# [Stated exercise]
Identify the lines that contain the string "provider" and copy all of them.
********
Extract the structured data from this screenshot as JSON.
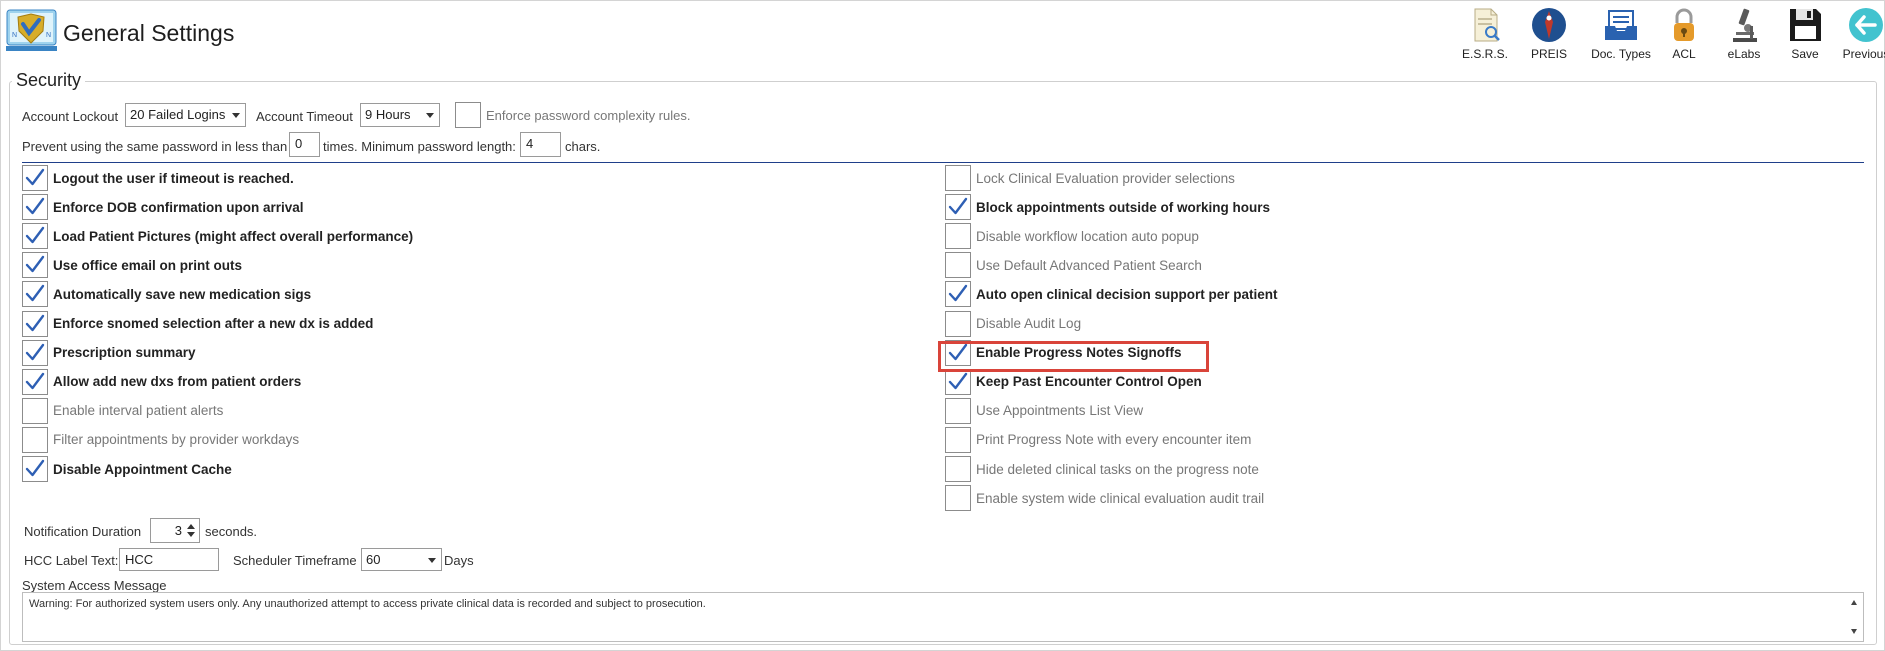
{
  "header": {
    "title": "General Settings"
  },
  "toolbar": {
    "esrs": "E.S.R.S.",
    "preis": "PREIS",
    "doc_types": "Doc. Types",
    "acl": "ACL",
    "elabs": "eLabs",
    "save": "Save",
    "previous": "Previous"
  },
  "security": {
    "legend": "Security",
    "account_lockout_label": "Account Lockout",
    "account_lockout_value": "20 Failed Logins",
    "account_timeout_label": "Account Timeout",
    "account_timeout_value": "9 Hours",
    "enforce_complexity_label": "Enforce password complexity rules.",
    "enforce_complexity_checked": false,
    "prevent_reuse_label": "Prevent using the same password in less than",
    "prevent_reuse_value": "0",
    "times_label": "times. Minimum password length:",
    "min_length_value": "4",
    "chars_label": "chars."
  },
  "left_options": [
    {
      "label": "Logout the user if timeout is reached.",
      "checked": true
    },
    {
      "label": "Enforce DOB confirmation upon arrival",
      "checked": true
    },
    {
      "label": "Load Patient Pictures (might affect overall performance)",
      "checked": true
    },
    {
      "label": "Use office email on print outs",
      "checked": true
    },
    {
      "label": "Automatically save new medication sigs",
      "checked": true
    },
    {
      "label": "Enforce snomed selection after a new dx is added",
      "checked": true
    },
    {
      "label": "Prescription summary",
      "checked": true
    },
    {
      "label": "Allow add new dxs from patient orders",
      "checked": true
    },
    {
      "label": "Enable interval patient alerts",
      "checked": false
    },
    {
      "label": "Filter appointments by provider workdays",
      "checked": false
    },
    {
      "label": "Disable Appointment Cache",
      "checked": true
    }
  ],
  "right_options": [
    {
      "label": "Lock Clinical Evaluation provider selections",
      "checked": false
    },
    {
      "label": "Block appointments outside of working hours",
      "checked": true
    },
    {
      "label": "Disable workflow location auto popup",
      "checked": false
    },
    {
      "label": "Use Default Advanced Patient Search",
      "checked": false
    },
    {
      "label": "Auto open clinical decision support per patient",
      "checked": true
    },
    {
      "label": "Disable Audit Log",
      "checked": false
    },
    {
      "label": "Enable Progress Notes Signoffs",
      "checked": true
    },
    {
      "label": "Keep Past Encounter Control Open",
      "checked": true
    },
    {
      "label": "Use Appointments List View",
      "checked": false
    },
    {
      "label": "Print Progress Note with every encounter item",
      "checked": false
    },
    {
      "label": "Hide deleted clinical tasks on the progress note",
      "checked": false
    },
    {
      "label": "Enable system wide clinical evaluation audit trail",
      "checked": false
    }
  ],
  "bottom": {
    "notification_label": "Notification Duration",
    "notification_value": "3",
    "seconds_label": "seconds.",
    "hcc_label": "HCC Label Text:",
    "hcc_value": "HCC",
    "scheduler_label": "Scheduler Timeframe",
    "scheduler_value": "60",
    "days_label": "Days",
    "system_access_label": "System Access Message",
    "system_access_message": "Warning: For authorized system users only. Any unauthorized attempt to access private clinical data is recorded and subject to prosecution."
  },
  "colors": {
    "check": "#2e5fb4",
    "highlight": "#d9443a",
    "separator": "#1f3f8a"
  }
}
********
# [Solution to this task]
      "label": "Filter appointments by provider workdays",
      "label": "Lock Clinical Evaluation provider selections",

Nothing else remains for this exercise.